Objective:
In the lines below, rename every "broadcast" to "mass-send" and leave all other text unchanged.

(Page element annotations)
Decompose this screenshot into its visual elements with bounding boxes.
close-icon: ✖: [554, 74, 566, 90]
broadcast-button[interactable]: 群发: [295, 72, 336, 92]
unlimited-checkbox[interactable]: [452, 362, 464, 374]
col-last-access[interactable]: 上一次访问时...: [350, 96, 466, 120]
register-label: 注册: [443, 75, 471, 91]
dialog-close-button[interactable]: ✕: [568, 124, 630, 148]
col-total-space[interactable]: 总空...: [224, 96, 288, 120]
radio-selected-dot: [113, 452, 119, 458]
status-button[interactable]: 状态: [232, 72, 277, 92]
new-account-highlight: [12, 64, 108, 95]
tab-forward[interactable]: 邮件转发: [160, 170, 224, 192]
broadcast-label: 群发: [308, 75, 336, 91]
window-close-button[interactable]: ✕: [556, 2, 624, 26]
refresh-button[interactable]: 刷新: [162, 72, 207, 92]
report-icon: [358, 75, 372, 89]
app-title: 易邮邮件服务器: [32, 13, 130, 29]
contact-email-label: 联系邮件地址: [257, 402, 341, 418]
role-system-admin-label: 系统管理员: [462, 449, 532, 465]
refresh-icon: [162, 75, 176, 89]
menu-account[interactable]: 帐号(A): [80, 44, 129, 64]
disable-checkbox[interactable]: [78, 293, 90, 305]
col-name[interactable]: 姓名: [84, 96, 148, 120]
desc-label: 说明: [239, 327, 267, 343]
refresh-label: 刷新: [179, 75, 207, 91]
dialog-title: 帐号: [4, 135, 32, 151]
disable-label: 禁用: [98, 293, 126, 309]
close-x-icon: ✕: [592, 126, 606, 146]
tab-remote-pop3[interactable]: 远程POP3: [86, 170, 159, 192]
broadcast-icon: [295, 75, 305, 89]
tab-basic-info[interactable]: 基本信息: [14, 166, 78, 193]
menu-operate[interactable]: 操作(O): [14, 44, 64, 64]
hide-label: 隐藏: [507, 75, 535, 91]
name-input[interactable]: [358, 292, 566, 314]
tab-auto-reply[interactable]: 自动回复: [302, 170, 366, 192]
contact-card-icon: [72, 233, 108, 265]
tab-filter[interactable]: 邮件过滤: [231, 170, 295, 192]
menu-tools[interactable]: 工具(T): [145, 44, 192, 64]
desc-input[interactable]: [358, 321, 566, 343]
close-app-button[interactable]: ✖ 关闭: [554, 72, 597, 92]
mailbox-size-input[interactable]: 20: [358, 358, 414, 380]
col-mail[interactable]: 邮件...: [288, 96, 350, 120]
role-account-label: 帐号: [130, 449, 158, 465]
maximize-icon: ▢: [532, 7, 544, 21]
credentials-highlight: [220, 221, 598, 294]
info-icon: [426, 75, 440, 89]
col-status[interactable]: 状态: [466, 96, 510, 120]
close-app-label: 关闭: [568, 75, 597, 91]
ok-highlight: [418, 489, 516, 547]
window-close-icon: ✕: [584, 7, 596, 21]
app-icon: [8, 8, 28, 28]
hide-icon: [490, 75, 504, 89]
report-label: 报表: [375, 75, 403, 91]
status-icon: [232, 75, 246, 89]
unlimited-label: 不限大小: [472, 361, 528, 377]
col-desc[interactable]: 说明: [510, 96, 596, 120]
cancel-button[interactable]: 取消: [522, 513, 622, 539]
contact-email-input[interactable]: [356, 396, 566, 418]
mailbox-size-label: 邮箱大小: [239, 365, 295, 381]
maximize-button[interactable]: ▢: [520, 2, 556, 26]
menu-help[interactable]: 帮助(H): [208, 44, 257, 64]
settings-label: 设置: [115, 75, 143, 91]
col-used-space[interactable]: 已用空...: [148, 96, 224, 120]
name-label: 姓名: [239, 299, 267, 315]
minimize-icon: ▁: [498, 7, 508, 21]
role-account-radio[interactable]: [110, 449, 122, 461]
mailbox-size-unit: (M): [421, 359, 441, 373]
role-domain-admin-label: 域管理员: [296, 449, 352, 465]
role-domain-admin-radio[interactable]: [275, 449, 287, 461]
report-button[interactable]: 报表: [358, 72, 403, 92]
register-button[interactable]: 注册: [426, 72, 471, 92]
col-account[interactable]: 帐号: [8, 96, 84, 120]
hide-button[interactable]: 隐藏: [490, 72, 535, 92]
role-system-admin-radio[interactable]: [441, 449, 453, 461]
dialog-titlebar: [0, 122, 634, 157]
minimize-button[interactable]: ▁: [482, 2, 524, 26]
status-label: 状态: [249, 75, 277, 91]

Answer for this exercise:
Decompose this screenshot into its visual elements with bounding boxes.
close-icon: ✖: [554, 74, 566, 90]
mass-send-button[interactable]: 群发: [295, 72, 336, 92]
unlimited-checkbox[interactable]: [452, 362, 464, 374]
col-last-access[interactable]: 上一次访问时...: [350, 96, 466, 120]
register-label: 注册: [443, 75, 471, 91]
dialog-close-button[interactable]: ✕: [568, 124, 630, 148]
col-total-space[interactable]: 总空...: [224, 96, 288, 120]
radio-selected-dot: [113, 452, 119, 458]
status-button[interactable]: 状态: [232, 72, 277, 92]
new-account-highlight: [12, 64, 108, 95]
tab-forward[interactable]: 邮件转发: [160, 170, 224, 192]
mass-send-label: 群发: [308, 75, 336, 91]
window-close-button[interactable]: ✕: [556, 2, 624, 26]
refresh-button[interactable]: 刷新: [162, 72, 207, 92]
report-icon: [358, 75, 372, 89]
app-title: 易邮邮件服务器: [32, 13, 130, 29]
contact-email-label: 联系邮件地址: [257, 402, 341, 418]
role-system-admin-label: 系统管理员: [462, 449, 532, 465]
refresh-icon: [162, 75, 176, 89]
menu-account[interactable]: 帐号(A): [80, 44, 129, 64]
disable-checkbox[interactable]: [78, 293, 90, 305]
col-name[interactable]: 姓名: [84, 96, 148, 120]
desc-label: 说明: [239, 327, 267, 343]
refresh-label: 刷新: [179, 75, 207, 91]
dialog-title: 帐号: [4, 135, 32, 151]
disable-label: 禁用: [98, 293, 126, 309]
close-x-icon: ✕: [592, 126, 606, 146]
tab-remote-pop3[interactable]: 远程POP3: [86, 170, 159, 192]
mass-send-icon: [295, 75, 305, 89]
tab-basic-info[interactable]: 基本信息: [14, 166, 78, 193]
menu-operate[interactable]: 操作(O): [14, 44, 64, 64]
hide-label: 隐藏: [507, 75, 535, 91]
name-input[interactable]: [358, 292, 566, 314]
tab-auto-reply[interactable]: 自动回复: [302, 170, 366, 192]
contact-card-icon: [72, 233, 108, 265]
tab-filter[interactable]: 邮件过滤: [231, 170, 295, 192]
menu-tools[interactable]: 工具(T): [145, 44, 192, 64]
desc-input[interactable]: [358, 321, 566, 343]
close-app-button[interactable]: ✖ 关闭: [554, 72, 597, 92]
mailbox-size-input[interactable]: 20: [358, 358, 414, 380]
col-mail[interactable]: 邮件...: [288, 96, 350, 120]
role-account-label: 帐号: [130, 449, 158, 465]
maximize-icon: ▢: [532, 7, 544, 21]
credentials-highlight: [220, 221, 598, 294]
info-icon: [426, 75, 440, 89]
col-status[interactable]: 状态: [466, 96, 510, 120]
close-app-label: 关闭: [568, 75, 597, 91]
ok-highlight: [418, 489, 516, 547]
window-close-icon: ✕: [584, 7, 596, 21]
app-icon: [8, 8, 28, 28]
hide-icon: [490, 75, 504, 89]
report-label: 报表: [375, 75, 403, 91]
status-icon: [232, 75, 246, 89]
unlimited-label: 不限大小: [472, 361, 528, 377]
col-desc[interactable]: 说明: [510, 96, 596, 120]
cancel-button[interactable]: 取消: [522, 513, 622, 539]
contact-email-input[interactable]: [356, 396, 566, 418]
mailbox-size-label: 邮箱大小: [239, 365, 295, 381]
maximize-button[interactable]: ▢: [520, 2, 556, 26]
menu-help[interactable]: 帮助(H): [208, 44, 257, 64]
settings-label: 设置: [115, 75, 143, 91]
col-used-space[interactable]: 已用空...: [148, 96, 224, 120]
name-label: 姓名: [239, 299, 267, 315]
minimize-icon: ▁: [498, 7, 508, 21]
role-account-radio[interactable]: [110, 449, 122, 461]
mailbox-size-unit: (M): [421, 359, 441, 373]
role-domain-admin-label: 域管理员: [296, 449, 352, 465]
role-domain-admin-radio[interactable]: [275, 449, 287, 461]
report-button[interactable]: 报表: [358, 72, 403, 92]
register-button[interactable]: 注册: [426, 72, 471, 92]
col-account[interactable]: 帐号: [8, 96, 84, 120]
hide-button[interactable]: 隐藏: [490, 72, 535, 92]
role-system-admin-radio[interactable]: [441, 449, 453, 461]
dialog-titlebar: [0, 122, 634, 157]
minimize-button[interactable]: ▁: [482, 2, 524, 26]
status-label: 状态: [249, 75, 277, 91]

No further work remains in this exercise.